▸ Exercise:
Every record must be repeated exactly, with no omission.

▸ Data for processing:

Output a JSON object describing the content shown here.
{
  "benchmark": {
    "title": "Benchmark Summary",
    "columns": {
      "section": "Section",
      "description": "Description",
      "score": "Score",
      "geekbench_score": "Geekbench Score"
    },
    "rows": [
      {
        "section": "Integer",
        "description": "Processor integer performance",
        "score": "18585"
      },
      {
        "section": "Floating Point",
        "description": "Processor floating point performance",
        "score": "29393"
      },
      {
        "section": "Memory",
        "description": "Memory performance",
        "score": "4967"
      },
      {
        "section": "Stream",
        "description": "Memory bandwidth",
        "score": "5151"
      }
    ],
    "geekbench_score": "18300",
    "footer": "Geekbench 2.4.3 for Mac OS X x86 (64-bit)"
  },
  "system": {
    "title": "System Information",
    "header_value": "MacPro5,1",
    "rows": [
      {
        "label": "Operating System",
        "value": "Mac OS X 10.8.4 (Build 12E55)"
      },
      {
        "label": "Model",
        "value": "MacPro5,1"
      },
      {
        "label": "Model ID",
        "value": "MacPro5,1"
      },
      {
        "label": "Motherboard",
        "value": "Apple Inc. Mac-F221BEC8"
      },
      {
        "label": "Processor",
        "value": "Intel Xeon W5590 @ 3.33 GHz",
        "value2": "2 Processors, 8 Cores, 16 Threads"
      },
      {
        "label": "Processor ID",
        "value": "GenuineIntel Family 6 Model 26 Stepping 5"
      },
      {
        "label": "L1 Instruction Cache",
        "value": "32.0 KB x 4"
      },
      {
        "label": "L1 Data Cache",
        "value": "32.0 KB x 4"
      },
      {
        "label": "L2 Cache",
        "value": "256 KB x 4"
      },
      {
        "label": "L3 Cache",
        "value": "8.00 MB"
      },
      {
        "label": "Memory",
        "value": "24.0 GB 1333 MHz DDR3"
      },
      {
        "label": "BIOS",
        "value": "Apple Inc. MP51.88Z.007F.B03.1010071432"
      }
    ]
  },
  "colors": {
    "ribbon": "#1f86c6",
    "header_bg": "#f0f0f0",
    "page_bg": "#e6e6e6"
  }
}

▸ Answer:
Output a JSON object describing the content shown here.
{
  "benchmark": {
    "title": "Benchmark Summary",
    "columns": {
      "section": "Section",
      "description": "Description",
      "score": "Score",
      "geekbench_score": "Geekbench Score"
    },
    "rows": [
      {
        "section": "Integer",
        "description": "Processor integer performance",
        "score": "18585"
      },
      {
        "section": "Floating Point",
        "description": "Processor floating point performance",
        "score": "29393"
      },
      {
        "section": "Memory",
        "description": "Memory performance",
        "score": "4967"
      },
      {
        "section": "Stream",
        "description": "Memory bandwidth",
        "score": "5151"
      }
    ],
    "geekbench_score": "18300",
    "footer": "Geekbench 2.4.3 for Mac OS X x86 (64-bit)"
  },
  "system": {
    "title": "System Information",
    "header_value": "MacPro5,1",
    "rows": [
      {
        "label": "Operating System",
        "value": "Mac OS X 10.8.4 (Build 12E55)"
      },
      {
        "label": "Model",
        "value": "MacPro5,1"
      },
      {
        "label": "Model ID",
        "value": "MacPro5,1"
      },
      {
        "label": "Motherboard",
        "value": "Apple Inc. Mac-F221BEC8"
      },
      {
        "label": "Processor",
        "value": "Intel Xeon W5590 @ 3.33 GHz",
        "value2": "2 Processors, 8 Cores, 16 Threads"
      },
      {
        "label": "Processor ID",
        "value": "GenuineIntel Family 6 Model 26 Stepping 5"
      },
      {
        "label": "L1 Instruction Cache",
        "value": "32.0 KB x 4"
      },
      {
        "label": "L1 Data Cache",
        "value": "32.0 KB x 4"
      },
      {
        "label": "L2 Cache",
        "value": "256 KB x 4"
      },
      {
        "label": "L3 Cache",
        "value": "8.00 MB"
      },
      {
        "label": "Memory",
        "value": "24.0 GB 1333 MHz DDR3"
      },
      {
        "label": "BIOS",
        "value": "Apple Inc. MP51.88Z.007F.B03.1010071432"
      }
    ]
  },
  "colors": {
    "ribbon": "#1f86c6",
    "header_bg": "#f0f0f0",
    "page_bg": "#e6e6e6"
  }
}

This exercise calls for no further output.